## Objective
Provide an exact copy of the data, excluding the images.

## Record excerpts
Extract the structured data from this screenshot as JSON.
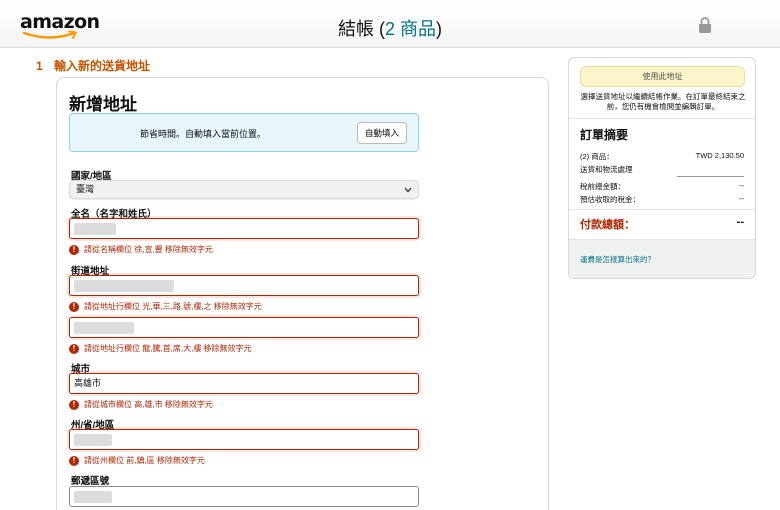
{
  "header": {
    "logo": "amazon",
    "title": "結帳",
    "count": "2 商品",
    "open_paren": "(",
    "close_paren": ")"
  },
  "step": {
    "number": "1",
    "label": "輸入新的送貨地址"
  },
  "form": {
    "title": "新增地址",
    "autofill_text": "節省時間。自動填入當前位置。",
    "autofill_button": "自動填入",
    "country_label": "國家/地區",
    "country_value": "臺灣",
    "name_label": "全名（名字和姓氏）",
    "name_error": "請從名稱欄位 徐,宣,豐 移除無效字元",
    "street_label": "街道地址",
    "street_error_1": "請從地址行欄位 光,華,三,路,號,樓,之 移除無效字元",
    "street_error_2": "請從地址行欄位 龍,騰,首,席,大,樓 移除無效字元",
    "city_label": "城市",
    "city_value": "高雄市",
    "city_error": "請從城市欄位 高,雄,市 移除無效字元",
    "state_label": "州/省/地區",
    "state_error": "請從州欄位 前,鎮,區 移除無效字元",
    "zip_label": "郵遞區號",
    "error_icon": "!"
  },
  "sidebar": {
    "use_address_button": "使用此地址",
    "note": "選擇送貨地址以繼續結帳作業。在訂單最終結束之前，您仍有機會檢閱並編輯訂單。",
    "summary_title": "訂單摘要",
    "rows": [
      {
        "label": "(2) 商品：",
        "value": "TWD 2,130.50"
      },
      {
        "label": "送貨和物流處理",
        "value": ""
      },
      {
        "label": "稅前總金額：",
        "value": "--"
      },
      {
        "label": "預估收取的稅金：",
        "value": "--"
      }
    ],
    "total_label": "付款總額：",
    "total_value": "--",
    "link": "運費是怎樣算出來的？"
  },
  "colors": {
    "accent_orange": "#c45500",
    "error_red": "#b12704",
    "link_teal": "#007185",
    "autofill_bg": "#e6f6fb",
    "use_button_bg": "#fcf5c9"
  },
  "icons": [
    "amazon-logo",
    "lock-icon",
    "chevron-down-icon",
    "error-icon"
  ]
}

## Final result
Extract the structured data from this screenshot as JSON.
{
  "header": {
    "logo": "amazon",
    "title": "結帳",
    "count": "2 商品",
    "open_paren": "(",
    "close_paren": ")"
  },
  "step": {
    "number": "1",
    "label": "輸入新的送貨地址"
  },
  "form": {
    "title": "新增地址",
    "autofill_text": "節省時間。自動填入當前位置。",
    "autofill_button": "自動填入",
    "country_label": "國家/地區",
    "country_value": "臺灣",
    "name_label": "全名（名字和姓氏）",
    "name_error": "請從名稱欄位 徐,宣,豐 移除無效字元",
    "street_label": "街道地址",
    "street_error_1": "請從地址行欄位 光,華,三,路,號,樓,之 移除無效字元",
    "street_error_2": "請從地址行欄位 龍,騰,首,席,大,樓 移除無效字元",
    "city_label": "城市",
    "city_value": "高雄市",
    "city_error": "請從城市欄位 高,雄,市 移除無效字元",
    "state_label": "州/省/地區",
    "state_error": "請從州欄位 前,鎮,區 移除無效字元",
    "zip_label": "郵遞區號",
    "error_icon": "!"
  },
  "sidebar": {
    "use_address_button": "使用此地址",
    "note": "選擇送貨地址以繼續結帳作業。在訂單最終結束之前，您仍有機會檢閱並編輯訂單。",
    "summary_title": "訂單摘要",
    "rows": [
      {
        "label": "(2) 商品：",
        "value": "TWD 2,130.50"
      },
      {
        "label": "送貨和物流處理",
        "value": ""
      },
      {
        "label": "稅前總金額：",
        "value": "--"
      },
      {
        "label": "預估收取的稅金：",
        "value": "--"
      }
    ],
    "total_label": "付款總額：",
    "total_value": "--",
    "link": "運費是怎樣算出來的？"
  },
  "colors": {
    "accent_orange": "#c45500",
    "error_red": "#b12704",
    "link_teal": "#007185",
    "autofill_bg": "#e6f6fb",
    "use_button_bg": "#fcf5c9"
  },
  "icons": [
    "amazon-logo",
    "lock-icon",
    "chevron-down-icon",
    "error-icon"
  ]
}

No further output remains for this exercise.